BEGIN
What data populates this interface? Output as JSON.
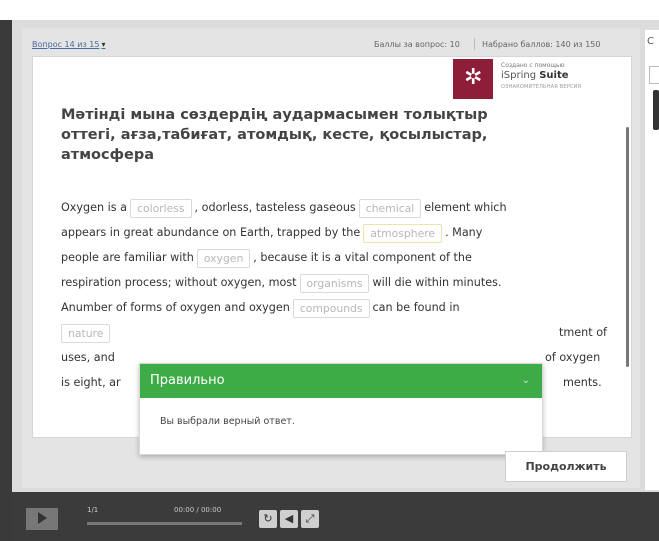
{
  "header": {
    "question_indicator": "Вопрос 14 из 15",
    "points_per_question": "Баллы за вопрос: 10",
    "points_total": "Набрано баллов: 140 из 150"
  },
  "watermark": {
    "line1": "Создано с помощью",
    "line2_a": "iSpring ",
    "line2_b": "Suite",
    "line3": "ОЗНАКОМИТЕЛЬНАЯ ВЕРСИЯ"
  },
  "question": {
    "title": "Мәтінді мына сөздердің аудармасымен толықтыр оттегі, ағза,табиғат, атомдық, кесте, қосылыстар, атмосфера"
  },
  "passage": {
    "l1a": "Oxygen is a",
    "g1": "colorless",
    "l1b": ", odorless, tasteless gaseous",
    "g2": "chemical",
    "l1c": "element which",
    "l2a": "appears in great abundance on Earth, trapped by the",
    "g3": "atmosphere",
    "l2b": ". Many",
    "l3a": "people are familiar with",
    "g4": "oxygen",
    "l3b": ", because it is a vital component of the",
    "l4a": "respiration process; without oxygen, most",
    "g5": "organisms",
    "l4b": "will die within minutes.",
    "l5a": "Anumber of forms of oxygen and oxygen",
    "g6": "compounds",
    "l5b": "can be found in",
    "g7": "nature",
    "l6_tail": "tment of",
    "l7a": "uses, and",
    "l7_tail": "of oxygen",
    "l8a": "is eight, ar",
    "l8_tail": "ments."
  },
  "feedback": {
    "title": "Правильно",
    "chevron": "⌄",
    "message": "Вы выбрали верный ответ."
  },
  "continue_label": "Продолжить",
  "player": {
    "slide_count": "1/1",
    "time": "00:00 / 00:00"
  },
  "colors": {
    "correct_green": "#3eac46",
    "watermark_logo": "#8e1d3a"
  }
}
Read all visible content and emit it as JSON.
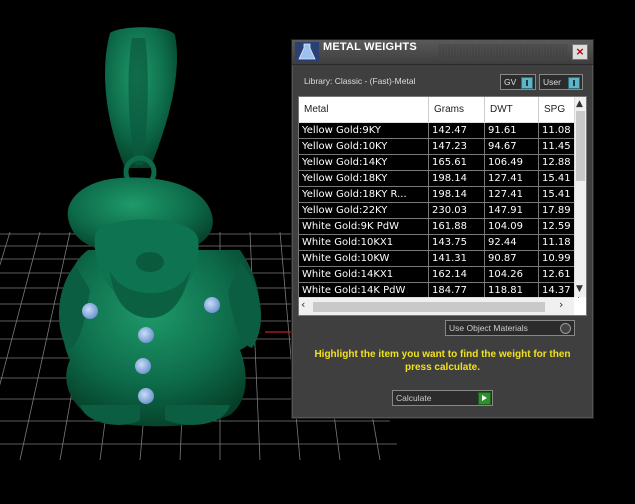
{
  "dialog": {
    "title": "METAL WEIGHTS",
    "close_symbol": "×",
    "library_label": "Library: Classic - (Fast)-Metal",
    "gv_label": "GV",
    "user_label": "User",
    "use_materials_label": "Use Object Materials",
    "instructions": "Highlight the item you want to find the weight for then press calculate.",
    "calculate_label": "Calculate",
    "icons": {
      "app": "flask-icon",
      "close": "close-icon",
      "scroll_up": "arrow-up-icon",
      "scroll_down": "arrow-down-icon",
      "scroll_left": "arrow-left-icon",
      "scroll_right": "arrow-right-icon",
      "calculate": "play-icon"
    },
    "arrows": {
      "up": "▲",
      "down": "▼",
      "left": "‹",
      "right": "›"
    }
  },
  "table": {
    "columns": [
      "Metal",
      "Grams",
      "DWT",
      "SPG"
    ],
    "rows": [
      {
        "metal": "Yellow Gold:9KY",
        "grams": "142.47",
        "dwt": "91.61",
        "spg": "11.08"
      },
      {
        "metal": "Yellow Gold:10KY",
        "grams": "147.23",
        "dwt": "94.67",
        "spg": "11.45"
      },
      {
        "metal": "Yellow Gold:14KY",
        "grams": "165.61",
        "dwt": "106.49",
        "spg": "12.88"
      },
      {
        "metal": "Yellow Gold:18KY",
        "grams": "198.14",
        "dwt": "127.41",
        "spg": "15.41"
      },
      {
        "metal": "Yellow Gold:18KY R...",
        "grams": "198.14",
        "dwt": "127.41",
        "spg": "15.41"
      },
      {
        "metal": "Yellow Gold:22KY",
        "grams": "230.03",
        "dwt": "147.91",
        "spg": "17.89"
      },
      {
        "metal": "White Gold:9K PdW",
        "grams": "161.88",
        "dwt": "104.09",
        "spg": "12.59"
      },
      {
        "metal": "White Gold:10KX1",
        "grams": "143.75",
        "dwt": "92.44",
        "spg": "11.18"
      },
      {
        "metal": "White Gold:10KW",
        "grams": "141.31",
        "dwt": "90.87",
        "spg": "10.99"
      },
      {
        "metal": "White Gold:14KX1",
        "grams": "162.14",
        "dwt": "104.26",
        "spg": "12.61"
      },
      {
        "metal": "White Gold:14K PdW",
        "grams": "184.77",
        "dwt": "118.81",
        "spg": "14.37"
      }
    ]
  },
  "colors": {
    "model_green": "#0d6b4a",
    "button_blue": "#8ab4e6",
    "instruction_yellow": "#f2e21b",
    "toggle_cyan": "#5fb4c6"
  }
}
END
**GOAL OF THE EXERCISE**:
Retype the whole listing exactly and leave the pictures out.

**SOLUTION TO THIS EXERCISE**:
What data populates this interface? Output as JSON.
{
  "header": {
    "question_indicator": "Вопрос 14 из 15",
    "points_per_question": "Баллы за вопрос: 10",
    "points_total": "Набрано баллов: 140 из 150"
  },
  "watermark": {
    "line1": "Создано с помощью",
    "line2_a": "iSpring ",
    "line2_b": "Suite",
    "line3": "ОЗНАКОМИТЕЛЬНАЯ ВЕРСИЯ"
  },
  "question": {
    "title": "Мәтінді мына сөздердің аудармасымен толықтыр оттегі, ағза,табиғат, атомдық, кесте, қосылыстар, атмосфера"
  },
  "passage": {
    "l1a": "Oxygen is a",
    "g1": "colorless",
    "l1b": ", odorless, tasteless gaseous",
    "g2": "chemical",
    "l1c": "element which",
    "l2a": "appears in great abundance on Earth, trapped by the",
    "g3": "atmosphere",
    "l2b": ". Many",
    "l3a": "people are familiar with",
    "g4": "oxygen",
    "l3b": ", because it is a vital component of the",
    "l4a": "respiration process; without oxygen, most",
    "g5": "organisms",
    "l4b": "will die within minutes.",
    "l5a": "Anumber of forms of oxygen and oxygen",
    "g6": "compounds",
    "l5b": "can be found in",
    "g7": "nature",
    "l6_tail": "tment of",
    "l7a": "uses, and",
    "l7_tail": "of oxygen",
    "l8a": "is eight, ar",
    "l8_tail": "ments."
  },
  "feedback": {
    "title": "Правильно",
    "chevron": "⌄",
    "message": "Вы выбрали верный ответ."
  },
  "continue_label": "Продолжить",
  "player": {
    "slide_count": "1/1",
    "time": "00:00 / 00:00"
  },
  "colors": {
    "correct_green": "#3eac46",
    "watermark_logo": "#8e1d3a"
  }
}
Read all visible content and emit it as JSON.
{
  "dialog": {
    "title": "METAL WEIGHTS",
    "close_symbol": "×",
    "library_label": "Library: Classic - (Fast)-Metal",
    "gv_label": "GV",
    "user_label": "User",
    "use_materials_label": "Use Object Materials",
    "instructions": "Highlight the item you want to find the weight for then press calculate.",
    "calculate_label": "Calculate",
    "icons": {
      "app": "flask-icon",
      "close": "close-icon",
      "scroll_up": "arrow-up-icon",
      "scroll_down": "arrow-down-icon",
      "scroll_left": "arrow-left-icon",
      "scroll_right": "arrow-right-icon",
      "calculate": "play-icon"
    },
    "arrows": {
      "up": "▲",
      "down": "▼",
      "left": "‹",
      "right": "›"
    }
  },
  "table": {
    "columns": [
      "Metal",
      "Grams",
      "DWT",
      "SPG"
    ],
    "rows": [
      {
        "metal": "Yellow Gold:9KY",
        "grams": "142.47",
        "dwt": "91.61",
        "spg": "11.08"
      },
      {
        "metal": "Yellow Gold:10KY",
        "grams": "147.23",
        "dwt": "94.67",
        "spg": "11.45"
      },
      {
        "metal": "Yellow Gold:14KY",
        "grams": "165.61",
        "dwt": "106.49",
        "spg": "12.88"
      },
      {
        "metal": "Yellow Gold:18KY",
        "grams": "198.14",
        "dwt": "127.41",
        "spg": "15.41"
      },
      {
        "metal": "Yellow Gold:18KY R...",
        "grams": "198.14",
        "dwt": "127.41",
        "spg": "15.41"
      },
      {
        "metal": "Yellow Gold:22KY",
        "grams": "230.03",
        "dwt": "147.91",
        "spg": "17.89"
      },
      {
        "metal": "White Gold:9K PdW",
        "grams": "161.88",
        "dwt": "104.09",
        "spg": "12.59"
      },
      {
        "metal": "White Gold:10KX1",
        "grams": "143.75",
        "dwt": "92.44",
        "spg": "11.18"
      },
      {
        "metal": "White Gold:10KW",
        "grams": "141.31",
        "dwt": "90.87",
        "spg": "10.99"
      },
      {
        "metal": "White Gold:14KX1",
        "grams": "162.14",
        "dwt": "104.26",
        "spg": "12.61"
      },
      {
        "metal": "White Gold:14K PdW",
        "grams": "184.77",
        "dwt": "118.81",
        "spg": "14.37"
      }
    ]
  },
  "colors": {
    "model_green": "#0d6b4a",
    "button_blue": "#8ab4e6",
    "instruction_yellow": "#f2e21b",
    "toggle_cyan": "#5fb4c6"
  }
}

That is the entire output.